- EXERCISE INSTRUCTIONS:
Using the listing below, report all lines holding the word "content".

— start of MATERIAL FOR THIS EXERCISE —

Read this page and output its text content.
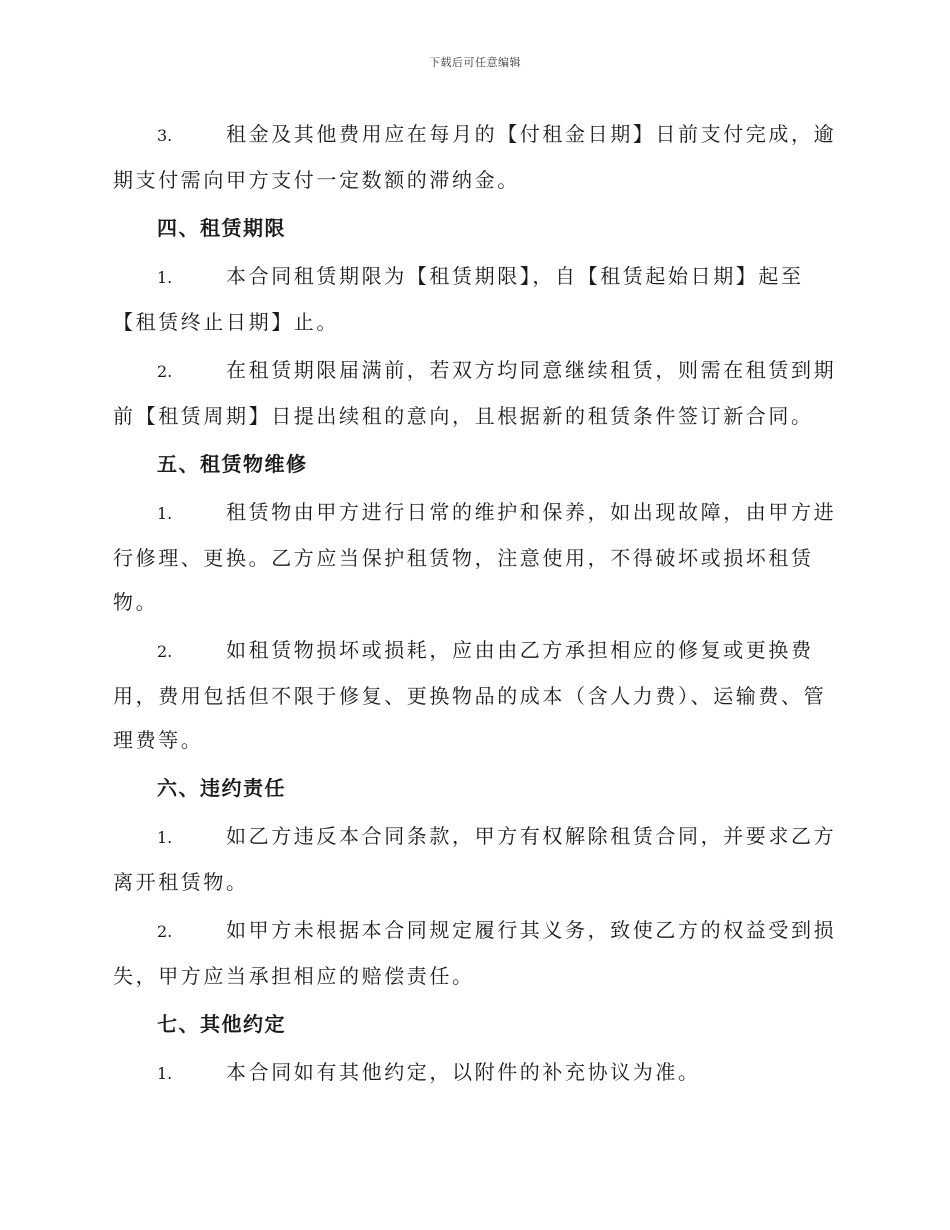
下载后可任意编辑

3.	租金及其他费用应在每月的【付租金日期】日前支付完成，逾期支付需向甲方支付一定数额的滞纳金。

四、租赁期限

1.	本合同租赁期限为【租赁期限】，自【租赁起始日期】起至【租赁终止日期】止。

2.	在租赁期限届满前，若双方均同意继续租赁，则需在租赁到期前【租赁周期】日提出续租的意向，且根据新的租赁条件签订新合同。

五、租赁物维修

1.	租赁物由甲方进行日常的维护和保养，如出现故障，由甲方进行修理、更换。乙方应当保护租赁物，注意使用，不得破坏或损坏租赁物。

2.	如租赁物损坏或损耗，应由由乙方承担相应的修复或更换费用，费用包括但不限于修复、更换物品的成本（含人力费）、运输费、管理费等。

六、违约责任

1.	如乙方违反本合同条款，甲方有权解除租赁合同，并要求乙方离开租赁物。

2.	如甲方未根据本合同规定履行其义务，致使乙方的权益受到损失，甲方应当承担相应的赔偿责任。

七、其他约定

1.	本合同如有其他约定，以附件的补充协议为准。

— end of MATERIAL FOR THIS EXERCISE —
— start of MATERIAL FOR THIS EXERCISE —

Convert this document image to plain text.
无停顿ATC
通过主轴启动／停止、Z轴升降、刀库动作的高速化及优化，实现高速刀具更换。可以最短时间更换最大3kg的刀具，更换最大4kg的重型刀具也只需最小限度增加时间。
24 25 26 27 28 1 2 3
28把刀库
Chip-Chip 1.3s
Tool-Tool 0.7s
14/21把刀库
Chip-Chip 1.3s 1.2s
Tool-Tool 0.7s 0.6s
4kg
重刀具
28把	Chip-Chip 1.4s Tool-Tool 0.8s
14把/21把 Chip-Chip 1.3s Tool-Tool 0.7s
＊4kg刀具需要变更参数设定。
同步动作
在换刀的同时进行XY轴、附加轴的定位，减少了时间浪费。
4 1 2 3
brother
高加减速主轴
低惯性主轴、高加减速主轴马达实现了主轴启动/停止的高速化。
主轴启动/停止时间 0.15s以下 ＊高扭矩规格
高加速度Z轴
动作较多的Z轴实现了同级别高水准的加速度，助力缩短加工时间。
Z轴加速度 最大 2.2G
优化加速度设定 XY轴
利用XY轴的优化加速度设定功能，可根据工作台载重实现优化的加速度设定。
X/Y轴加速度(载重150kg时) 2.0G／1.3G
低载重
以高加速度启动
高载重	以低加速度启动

— end of MATERIAL FOR THIS EXERCISE —
— start of MATERIAL FOR THIS EXERCISE —

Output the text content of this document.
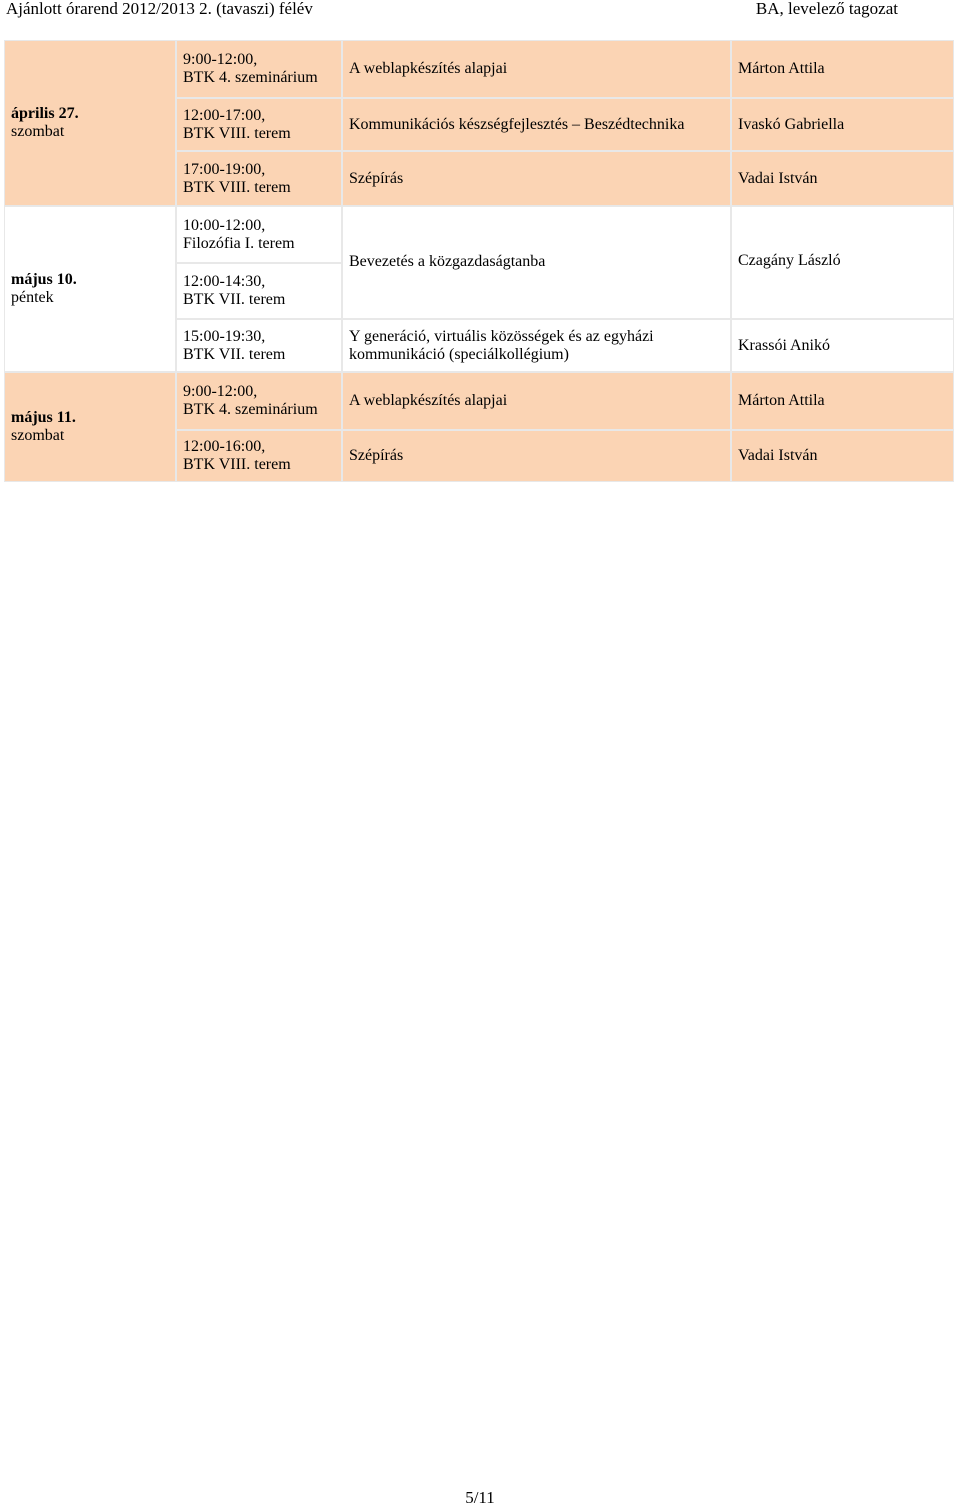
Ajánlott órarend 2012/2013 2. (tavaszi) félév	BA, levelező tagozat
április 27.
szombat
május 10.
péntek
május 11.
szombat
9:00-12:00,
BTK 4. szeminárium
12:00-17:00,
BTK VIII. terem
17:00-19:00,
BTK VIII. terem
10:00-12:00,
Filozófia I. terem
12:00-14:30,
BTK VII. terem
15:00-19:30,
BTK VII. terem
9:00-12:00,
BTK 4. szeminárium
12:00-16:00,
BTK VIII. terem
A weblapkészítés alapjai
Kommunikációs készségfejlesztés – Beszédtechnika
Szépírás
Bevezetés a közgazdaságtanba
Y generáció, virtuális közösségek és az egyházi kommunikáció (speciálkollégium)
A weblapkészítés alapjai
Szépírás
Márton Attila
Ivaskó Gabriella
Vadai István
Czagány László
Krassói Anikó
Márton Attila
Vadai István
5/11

— end of MATERIAL FOR THIS EXERCISE —

- OUTPUT:
Read this page and output its text content.
Output the text content of this document.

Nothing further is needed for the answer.